Write out the complete material exactly as it stands.

%%

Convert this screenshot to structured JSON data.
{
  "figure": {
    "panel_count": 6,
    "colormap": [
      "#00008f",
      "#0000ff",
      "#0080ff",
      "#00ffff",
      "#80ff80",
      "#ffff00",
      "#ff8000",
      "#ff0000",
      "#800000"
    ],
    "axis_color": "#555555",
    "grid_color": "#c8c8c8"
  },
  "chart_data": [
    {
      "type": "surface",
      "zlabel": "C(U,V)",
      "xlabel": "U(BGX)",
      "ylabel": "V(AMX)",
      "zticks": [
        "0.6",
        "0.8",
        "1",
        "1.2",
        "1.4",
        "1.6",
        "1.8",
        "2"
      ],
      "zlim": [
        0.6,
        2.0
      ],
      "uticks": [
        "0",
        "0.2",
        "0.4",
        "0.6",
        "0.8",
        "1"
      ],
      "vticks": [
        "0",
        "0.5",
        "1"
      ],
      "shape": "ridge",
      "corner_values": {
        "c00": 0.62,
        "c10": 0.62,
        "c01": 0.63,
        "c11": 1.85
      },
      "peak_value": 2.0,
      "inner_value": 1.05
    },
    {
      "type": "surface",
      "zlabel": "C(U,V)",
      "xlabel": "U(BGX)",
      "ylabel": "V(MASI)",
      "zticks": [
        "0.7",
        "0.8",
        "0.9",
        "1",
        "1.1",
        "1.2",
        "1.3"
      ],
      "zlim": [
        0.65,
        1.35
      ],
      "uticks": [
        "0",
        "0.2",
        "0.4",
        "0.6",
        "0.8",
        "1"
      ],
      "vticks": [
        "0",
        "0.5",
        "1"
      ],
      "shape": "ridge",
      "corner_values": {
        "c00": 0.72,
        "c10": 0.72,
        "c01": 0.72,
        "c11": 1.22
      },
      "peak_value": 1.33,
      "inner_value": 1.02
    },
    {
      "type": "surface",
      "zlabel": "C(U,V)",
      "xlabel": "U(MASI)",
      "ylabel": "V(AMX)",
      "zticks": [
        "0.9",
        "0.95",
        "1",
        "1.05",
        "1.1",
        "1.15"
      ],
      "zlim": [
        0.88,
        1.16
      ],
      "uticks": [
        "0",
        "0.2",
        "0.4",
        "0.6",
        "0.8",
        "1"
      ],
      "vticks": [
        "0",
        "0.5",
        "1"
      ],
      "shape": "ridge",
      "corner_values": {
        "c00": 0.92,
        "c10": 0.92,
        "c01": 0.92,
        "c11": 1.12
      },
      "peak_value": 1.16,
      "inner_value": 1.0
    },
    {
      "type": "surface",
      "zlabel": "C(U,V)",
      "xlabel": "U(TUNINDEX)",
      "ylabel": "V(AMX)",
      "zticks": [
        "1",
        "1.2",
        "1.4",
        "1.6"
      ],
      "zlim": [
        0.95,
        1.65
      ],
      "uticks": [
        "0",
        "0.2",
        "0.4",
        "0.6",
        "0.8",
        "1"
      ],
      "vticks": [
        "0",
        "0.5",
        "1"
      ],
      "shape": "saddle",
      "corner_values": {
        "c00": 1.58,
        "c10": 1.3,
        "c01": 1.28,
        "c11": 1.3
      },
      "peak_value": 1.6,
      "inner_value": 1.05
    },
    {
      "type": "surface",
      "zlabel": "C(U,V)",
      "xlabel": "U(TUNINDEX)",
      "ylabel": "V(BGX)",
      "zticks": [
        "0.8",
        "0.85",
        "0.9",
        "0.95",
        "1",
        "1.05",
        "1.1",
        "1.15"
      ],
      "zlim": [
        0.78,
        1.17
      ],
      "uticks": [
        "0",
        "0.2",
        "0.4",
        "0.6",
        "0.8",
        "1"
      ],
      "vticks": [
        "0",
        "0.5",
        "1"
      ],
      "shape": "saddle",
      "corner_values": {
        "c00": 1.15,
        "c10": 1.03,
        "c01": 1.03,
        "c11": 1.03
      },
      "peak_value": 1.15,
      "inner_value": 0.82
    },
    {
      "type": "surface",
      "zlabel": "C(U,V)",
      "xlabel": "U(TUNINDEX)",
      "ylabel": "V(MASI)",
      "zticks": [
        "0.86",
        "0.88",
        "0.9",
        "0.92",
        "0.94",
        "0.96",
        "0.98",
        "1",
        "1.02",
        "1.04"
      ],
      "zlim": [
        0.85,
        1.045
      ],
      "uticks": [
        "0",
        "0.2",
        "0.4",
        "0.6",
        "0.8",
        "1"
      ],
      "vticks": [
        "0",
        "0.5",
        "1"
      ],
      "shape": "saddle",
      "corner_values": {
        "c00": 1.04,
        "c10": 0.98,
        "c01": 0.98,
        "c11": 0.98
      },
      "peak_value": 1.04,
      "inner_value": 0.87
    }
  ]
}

%%

THE SOLUTION
Convert this screenshot to structured JSON data.
{
  "figure": {
    "panel_count": 6,
    "colormap": [
      "#00008f",
      "#0000ff",
      "#0080ff",
      "#00ffff",
      "#80ff80",
      "#ffff00",
      "#ff8000",
      "#ff0000",
      "#800000"
    ],
    "axis_color": "#555555",
    "grid_color": "#c8c8c8"
  },
  "chart_data": [
    {
      "type": "surface",
      "zlabel": "C(U,V)",
      "xlabel": "U(BGX)",
      "ylabel": "V(AMX)",
      "zticks": [
        "0.6",
        "0.8",
        "1",
        "1.2",
        "1.4",
        "1.6",
        "1.8",
        "2"
      ],
      "zlim": [
        0.6,
        2.0
      ],
      "uticks": [
        "0",
        "0.2",
        "0.4",
        "0.6",
        "0.8",
        "1"
      ],
      "vticks": [
        "0",
        "0.5",
        "1"
      ],
      "shape": "ridge",
      "corner_values": {
        "c00": 0.62,
        "c10": 0.62,
        "c01": 0.63,
        "c11": 1.85
      },
      "peak_value": 2.0,
      "inner_value": 1.05
    },
    {
      "type": "surface",
      "zlabel": "C(U,V)",
      "xlabel": "U(BGX)",
      "ylabel": "V(MASI)",
      "zticks": [
        "0.7",
        "0.8",
        "0.9",
        "1",
        "1.1",
        "1.2",
        "1.3"
      ],
      "zlim": [
        0.65,
        1.35
      ],
      "uticks": [
        "0",
        "0.2",
        "0.4",
        "0.6",
        "0.8",
        "1"
      ],
      "vticks": [
        "0",
        "0.5",
        "1"
      ],
      "shape": "ridge",
      "corner_values": {
        "c00": 0.72,
        "c10": 0.72,
        "c01": 0.72,
        "c11": 1.22
      },
      "peak_value": 1.33,
      "inner_value": 1.02
    },
    {
      "type": "surface",
      "zlabel": "C(U,V)",
      "xlabel": "U(MASI)",
      "ylabel": "V(AMX)",
      "zticks": [
        "0.9",
        "0.95",
        "1",
        "1.05",
        "1.1",
        "1.15"
      ],
      "zlim": [
        0.88,
        1.16
      ],
      "uticks": [
        "0",
        "0.2",
        "0.4",
        "0.6",
        "0.8",
        "1"
      ],
      "vticks": [
        "0",
        "0.5",
        "1"
      ],
      "shape": "ridge",
      "corner_values": {
        "c00": 0.92,
        "c10": 0.92,
        "c01": 0.92,
        "c11": 1.12
      },
      "peak_value": 1.16,
      "inner_value": 1.0
    },
    {
      "type": "surface",
      "zlabel": "C(U,V)",
      "xlabel": "U(TUNINDEX)",
      "ylabel": "V(AMX)",
      "zticks": [
        "1",
        "1.2",
        "1.4",
        "1.6"
      ],
      "zlim": [
        0.95,
        1.65
      ],
      "uticks": [
        "0",
        "0.2",
        "0.4",
        "0.6",
        "0.8",
        "1"
      ],
      "vticks": [
        "0",
        "0.5",
        "1"
      ],
      "shape": "saddle",
      "corner_values": {
        "c00": 1.58,
        "c10": 1.3,
        "c01": 1.28,
        "c11": 1.3
      },
      "peak_value": 1.6,
      "inner_value": 1.05
    },
    {
      "type": "surface",
      "zlabel": "C(U,V)",
      "xlabel": "U(TUNINDEX)",
      "ylabel": "V(BGX)",
      "zticks": [
        "0.8",
        "0.85",
        "0.9",
        "0.95",
        "1",
        "1.05",
        "1.1",
        "1.15"
      ],
      "zlim": [
        0.78,
        1.17
      ],
      "uticks": [
        "0",
        "0.2",
        "0.4",
        "0.6",
        "0.8",
        "1"
      ],
      "vticks": [
        "0",
        "0.5",
        "1"
      ],
      "shape": "saddle",
      "corner_values": {
        "c00": 1.15,
        "c10": 1.03,
        "c01": 1.03,
        "c11": 1.03
      },
      "peak_value": 1.15,
      "inner_value": 0.82
    },
    {
      "type": "surface",
      "zlabel": "C(U,V)",
      "xlabel": "U(TUNINDEX)",
      "ylabel": "V(MASI)",
      "zticks": [
        "0.86",
        "0.88",
        "0.9",
        "0.92",
        "0.94",
        "0.96",
        "0.98",
        "1",
        "1.02",
        "1.04"
      ],
      "zlim": [
        0.85,
        1.045
      ],
      "uticks": [
        "0",
        "0.2",
        "0.4",
        "0.6",
        "0.8",
        "1"
      ],
      "vticks": [
        "0",
        "0.5",
        "1"
      ],
      "shape": "saddle",
      "corner_values": {
        "c00": 1.04,
        "c10": 0.98,
        "c01": 0.98,
        "c11": 0.98
      },
      "peak_value": 1.04,
      "inner_value": 0.87
    }
  ]
}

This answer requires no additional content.